### Set task
Return all lines that include the string "Laden".

[Stored items from a collection]
-.-.-

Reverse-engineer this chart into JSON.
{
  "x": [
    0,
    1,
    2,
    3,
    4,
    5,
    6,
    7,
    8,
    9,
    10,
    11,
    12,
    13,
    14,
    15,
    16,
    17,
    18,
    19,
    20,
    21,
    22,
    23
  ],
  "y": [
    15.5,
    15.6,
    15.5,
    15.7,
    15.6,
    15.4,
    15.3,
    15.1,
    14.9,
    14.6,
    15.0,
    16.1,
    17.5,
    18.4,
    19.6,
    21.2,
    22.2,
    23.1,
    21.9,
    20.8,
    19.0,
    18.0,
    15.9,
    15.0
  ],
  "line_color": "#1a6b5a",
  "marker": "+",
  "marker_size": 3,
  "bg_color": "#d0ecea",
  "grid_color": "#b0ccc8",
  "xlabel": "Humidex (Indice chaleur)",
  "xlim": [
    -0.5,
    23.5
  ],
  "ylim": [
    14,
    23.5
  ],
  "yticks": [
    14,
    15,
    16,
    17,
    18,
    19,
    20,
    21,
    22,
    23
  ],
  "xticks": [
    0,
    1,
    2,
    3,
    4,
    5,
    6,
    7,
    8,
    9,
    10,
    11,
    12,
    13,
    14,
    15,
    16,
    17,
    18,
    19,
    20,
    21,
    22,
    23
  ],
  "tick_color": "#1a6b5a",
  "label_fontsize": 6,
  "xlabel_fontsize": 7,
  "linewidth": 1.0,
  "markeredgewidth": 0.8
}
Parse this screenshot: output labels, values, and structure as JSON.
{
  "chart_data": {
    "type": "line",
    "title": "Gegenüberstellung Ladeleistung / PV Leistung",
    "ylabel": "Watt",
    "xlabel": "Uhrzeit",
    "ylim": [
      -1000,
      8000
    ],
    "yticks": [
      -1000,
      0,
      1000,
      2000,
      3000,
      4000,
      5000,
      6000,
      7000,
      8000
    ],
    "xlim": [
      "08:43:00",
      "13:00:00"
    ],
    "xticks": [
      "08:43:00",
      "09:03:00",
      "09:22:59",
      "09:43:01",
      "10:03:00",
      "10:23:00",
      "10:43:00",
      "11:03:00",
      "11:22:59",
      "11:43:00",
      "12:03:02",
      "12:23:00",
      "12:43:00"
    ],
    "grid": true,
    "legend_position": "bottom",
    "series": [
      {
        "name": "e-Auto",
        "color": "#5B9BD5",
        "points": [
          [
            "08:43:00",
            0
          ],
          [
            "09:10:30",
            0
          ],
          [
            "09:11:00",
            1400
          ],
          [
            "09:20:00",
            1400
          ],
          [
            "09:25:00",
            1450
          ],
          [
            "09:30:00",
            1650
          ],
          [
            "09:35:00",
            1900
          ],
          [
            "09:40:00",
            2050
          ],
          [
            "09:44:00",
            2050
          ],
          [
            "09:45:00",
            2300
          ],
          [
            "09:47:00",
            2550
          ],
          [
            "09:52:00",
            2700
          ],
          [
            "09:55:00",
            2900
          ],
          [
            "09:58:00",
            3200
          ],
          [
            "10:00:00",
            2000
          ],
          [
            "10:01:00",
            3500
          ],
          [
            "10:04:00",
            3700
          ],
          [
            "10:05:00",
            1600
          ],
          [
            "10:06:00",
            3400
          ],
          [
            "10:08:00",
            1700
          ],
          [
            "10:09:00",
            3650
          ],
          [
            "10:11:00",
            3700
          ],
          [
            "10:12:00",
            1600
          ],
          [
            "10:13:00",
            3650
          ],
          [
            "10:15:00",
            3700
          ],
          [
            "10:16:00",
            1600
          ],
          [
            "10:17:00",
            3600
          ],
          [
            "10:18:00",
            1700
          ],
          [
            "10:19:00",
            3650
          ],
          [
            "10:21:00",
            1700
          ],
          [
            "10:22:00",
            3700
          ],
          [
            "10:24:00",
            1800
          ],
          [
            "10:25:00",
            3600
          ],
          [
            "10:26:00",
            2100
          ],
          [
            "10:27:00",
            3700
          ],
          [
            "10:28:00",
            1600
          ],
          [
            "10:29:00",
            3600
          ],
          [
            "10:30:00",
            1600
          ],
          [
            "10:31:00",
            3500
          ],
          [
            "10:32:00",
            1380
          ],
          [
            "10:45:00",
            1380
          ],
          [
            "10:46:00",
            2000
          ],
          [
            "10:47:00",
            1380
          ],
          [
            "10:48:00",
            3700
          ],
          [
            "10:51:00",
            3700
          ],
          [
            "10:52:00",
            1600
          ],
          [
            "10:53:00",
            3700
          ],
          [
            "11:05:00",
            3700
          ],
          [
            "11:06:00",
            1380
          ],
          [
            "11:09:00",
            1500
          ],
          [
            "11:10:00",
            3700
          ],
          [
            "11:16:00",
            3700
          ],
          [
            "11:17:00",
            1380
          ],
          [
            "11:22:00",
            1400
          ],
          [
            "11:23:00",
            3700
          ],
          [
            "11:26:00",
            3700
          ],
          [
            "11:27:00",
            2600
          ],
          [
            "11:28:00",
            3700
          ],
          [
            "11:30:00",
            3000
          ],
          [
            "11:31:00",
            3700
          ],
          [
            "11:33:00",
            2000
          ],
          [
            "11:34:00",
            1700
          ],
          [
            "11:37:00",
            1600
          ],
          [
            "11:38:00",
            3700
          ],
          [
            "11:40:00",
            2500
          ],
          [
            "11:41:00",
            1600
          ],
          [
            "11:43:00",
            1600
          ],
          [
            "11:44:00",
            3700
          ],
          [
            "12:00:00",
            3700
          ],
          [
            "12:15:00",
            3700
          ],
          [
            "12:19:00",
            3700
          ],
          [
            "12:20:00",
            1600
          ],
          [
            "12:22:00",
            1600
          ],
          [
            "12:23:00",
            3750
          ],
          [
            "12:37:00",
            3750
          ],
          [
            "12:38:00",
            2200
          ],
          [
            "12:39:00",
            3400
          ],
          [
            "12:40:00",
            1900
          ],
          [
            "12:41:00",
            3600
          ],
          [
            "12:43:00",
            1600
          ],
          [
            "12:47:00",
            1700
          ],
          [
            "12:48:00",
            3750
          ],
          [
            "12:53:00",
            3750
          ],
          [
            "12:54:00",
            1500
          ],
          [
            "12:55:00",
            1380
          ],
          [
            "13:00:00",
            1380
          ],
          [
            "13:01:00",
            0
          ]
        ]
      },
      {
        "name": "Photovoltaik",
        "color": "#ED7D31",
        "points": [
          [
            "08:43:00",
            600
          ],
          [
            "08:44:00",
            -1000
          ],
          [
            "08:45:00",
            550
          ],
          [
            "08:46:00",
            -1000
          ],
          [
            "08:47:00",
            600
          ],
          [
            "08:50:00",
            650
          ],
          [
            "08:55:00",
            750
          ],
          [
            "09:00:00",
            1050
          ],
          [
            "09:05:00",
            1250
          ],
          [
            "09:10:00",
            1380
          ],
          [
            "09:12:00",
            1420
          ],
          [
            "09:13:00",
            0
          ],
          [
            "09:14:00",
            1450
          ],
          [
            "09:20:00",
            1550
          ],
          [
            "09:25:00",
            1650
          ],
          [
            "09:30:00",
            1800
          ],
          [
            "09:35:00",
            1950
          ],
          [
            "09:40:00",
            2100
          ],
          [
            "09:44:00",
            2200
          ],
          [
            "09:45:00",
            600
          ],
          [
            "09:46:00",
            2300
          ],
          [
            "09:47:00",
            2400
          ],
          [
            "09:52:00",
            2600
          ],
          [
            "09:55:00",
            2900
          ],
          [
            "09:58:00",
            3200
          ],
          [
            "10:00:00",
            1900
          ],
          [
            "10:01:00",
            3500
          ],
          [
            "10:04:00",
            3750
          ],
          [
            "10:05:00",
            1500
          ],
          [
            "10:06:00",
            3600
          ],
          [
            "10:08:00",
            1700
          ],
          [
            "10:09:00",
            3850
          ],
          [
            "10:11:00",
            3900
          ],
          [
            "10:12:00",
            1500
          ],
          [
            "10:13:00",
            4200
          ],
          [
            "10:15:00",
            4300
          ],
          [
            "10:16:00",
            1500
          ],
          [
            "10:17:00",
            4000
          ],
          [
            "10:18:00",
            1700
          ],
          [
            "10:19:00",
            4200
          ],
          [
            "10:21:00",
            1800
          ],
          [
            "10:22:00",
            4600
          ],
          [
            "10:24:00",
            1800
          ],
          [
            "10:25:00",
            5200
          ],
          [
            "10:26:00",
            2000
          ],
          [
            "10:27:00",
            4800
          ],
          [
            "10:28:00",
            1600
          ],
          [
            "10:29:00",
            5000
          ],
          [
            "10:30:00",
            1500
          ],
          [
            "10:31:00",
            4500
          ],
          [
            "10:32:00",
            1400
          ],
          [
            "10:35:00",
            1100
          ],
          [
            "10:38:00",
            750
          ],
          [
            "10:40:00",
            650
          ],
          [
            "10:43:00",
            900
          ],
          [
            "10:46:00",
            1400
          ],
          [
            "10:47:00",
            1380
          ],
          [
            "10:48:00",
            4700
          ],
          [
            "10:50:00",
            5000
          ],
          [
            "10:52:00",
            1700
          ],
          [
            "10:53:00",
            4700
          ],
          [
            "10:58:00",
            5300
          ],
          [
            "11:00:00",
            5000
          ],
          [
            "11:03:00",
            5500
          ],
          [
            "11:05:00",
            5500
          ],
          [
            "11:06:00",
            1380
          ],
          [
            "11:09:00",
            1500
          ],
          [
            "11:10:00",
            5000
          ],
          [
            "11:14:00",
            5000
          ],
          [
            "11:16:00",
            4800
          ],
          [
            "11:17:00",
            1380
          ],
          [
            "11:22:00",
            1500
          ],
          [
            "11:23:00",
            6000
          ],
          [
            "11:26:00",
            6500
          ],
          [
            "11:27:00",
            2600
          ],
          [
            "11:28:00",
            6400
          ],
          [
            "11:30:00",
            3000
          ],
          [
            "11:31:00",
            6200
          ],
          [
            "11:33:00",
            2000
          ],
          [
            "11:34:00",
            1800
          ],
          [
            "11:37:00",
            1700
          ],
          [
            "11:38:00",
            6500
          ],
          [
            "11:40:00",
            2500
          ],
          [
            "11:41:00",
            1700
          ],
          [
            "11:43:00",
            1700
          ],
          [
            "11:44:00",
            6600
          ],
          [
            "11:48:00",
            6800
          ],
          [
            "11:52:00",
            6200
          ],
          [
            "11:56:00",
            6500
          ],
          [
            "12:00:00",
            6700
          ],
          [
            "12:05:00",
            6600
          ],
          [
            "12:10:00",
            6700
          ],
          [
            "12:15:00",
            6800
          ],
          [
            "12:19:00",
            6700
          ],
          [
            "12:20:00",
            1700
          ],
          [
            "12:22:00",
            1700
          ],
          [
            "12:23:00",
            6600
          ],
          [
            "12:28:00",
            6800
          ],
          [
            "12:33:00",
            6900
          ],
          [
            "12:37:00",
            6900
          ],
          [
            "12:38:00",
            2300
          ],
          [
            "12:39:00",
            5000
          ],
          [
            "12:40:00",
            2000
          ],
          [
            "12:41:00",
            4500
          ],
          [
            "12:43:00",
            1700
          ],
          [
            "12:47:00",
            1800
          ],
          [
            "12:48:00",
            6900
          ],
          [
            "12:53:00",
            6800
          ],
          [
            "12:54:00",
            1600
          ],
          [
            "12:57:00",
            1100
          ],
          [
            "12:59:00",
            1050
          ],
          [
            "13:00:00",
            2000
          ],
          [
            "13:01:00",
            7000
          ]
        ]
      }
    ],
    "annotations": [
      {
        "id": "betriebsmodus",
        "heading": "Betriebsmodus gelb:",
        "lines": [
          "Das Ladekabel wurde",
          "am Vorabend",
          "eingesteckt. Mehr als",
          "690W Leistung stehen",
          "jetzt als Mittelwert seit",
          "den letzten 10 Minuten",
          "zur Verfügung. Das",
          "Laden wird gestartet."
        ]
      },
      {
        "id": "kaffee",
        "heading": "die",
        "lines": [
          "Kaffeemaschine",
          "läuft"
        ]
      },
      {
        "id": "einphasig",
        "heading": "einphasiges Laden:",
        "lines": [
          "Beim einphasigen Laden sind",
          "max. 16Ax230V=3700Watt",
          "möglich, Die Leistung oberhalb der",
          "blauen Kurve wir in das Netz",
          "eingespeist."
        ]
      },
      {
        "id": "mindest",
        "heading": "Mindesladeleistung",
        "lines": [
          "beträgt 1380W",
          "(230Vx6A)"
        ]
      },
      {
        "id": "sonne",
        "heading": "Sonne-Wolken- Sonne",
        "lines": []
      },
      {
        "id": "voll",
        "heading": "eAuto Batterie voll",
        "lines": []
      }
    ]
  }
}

-.-.-

### Response to this exercise
          "Laden wird gestartet."
        "heading": "einphasiges Laden:",
          "Beim einphasigen Laden sind",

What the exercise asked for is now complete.